- [Work to complete]
Reproduce the listing exactly and skip over any pictures.

- [Records supplied]

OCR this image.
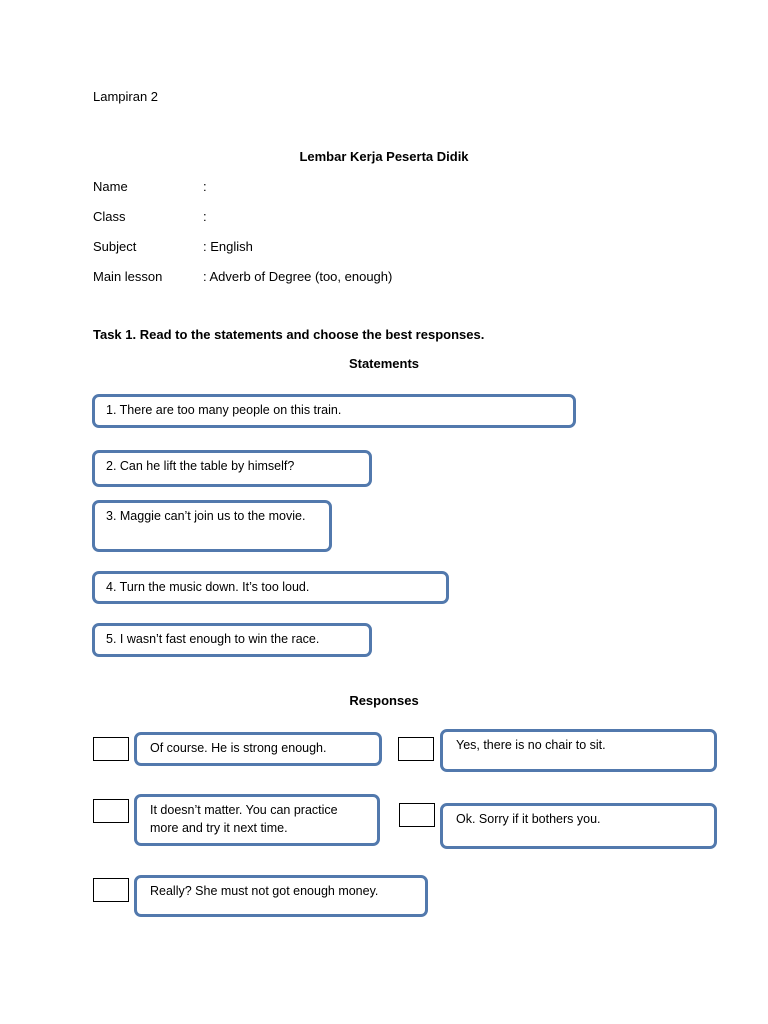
Lampiran 2
Lembar Kerja Peserta Didik
Name	:
Class	:
Subject	: English
Main lesson	: Adverb of Degree (too, enough)
Task 1. Read to the statements and choose the best responses.
Statements
1. There are too many people on this train.
2. Can he lift the table by himself?
3. Maggie can’t join us to the movie.
4. Turn the music down. It’s too loud.
5. I wasn’t fast enough to win the race.
Responses
Of course. He is strong enough.	Yes, there is no chair to sit.
It doesn’t matter. You can practice more and try it next time.
Ok. Sorry if it bothers you.
Really? She must not got enough money.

- [Written solution]
OCR this image.
Lampiran 2
Lembar Kerja Peserta Didik
Name	:
Class	:
Subject	: English
Main lesson	: Adverb of Degree (too, enough)
Task 1. Read to the statements and choose the best responses.
Statements
1. There are too many people on this train.
2. Can he lift the table by himself?
3. Maggie can’t join us to the movie.
4. Turn the music down. It’s too loud.
5. I wasn’t fast enough to win the race.
Responses
Of course. He is strong enough.	Yes, there is no chair to sit.
It doesn’t matter. You can practice more and try it next time.
Ok. Sorry if it bothers you.
Really? She must not got enough money.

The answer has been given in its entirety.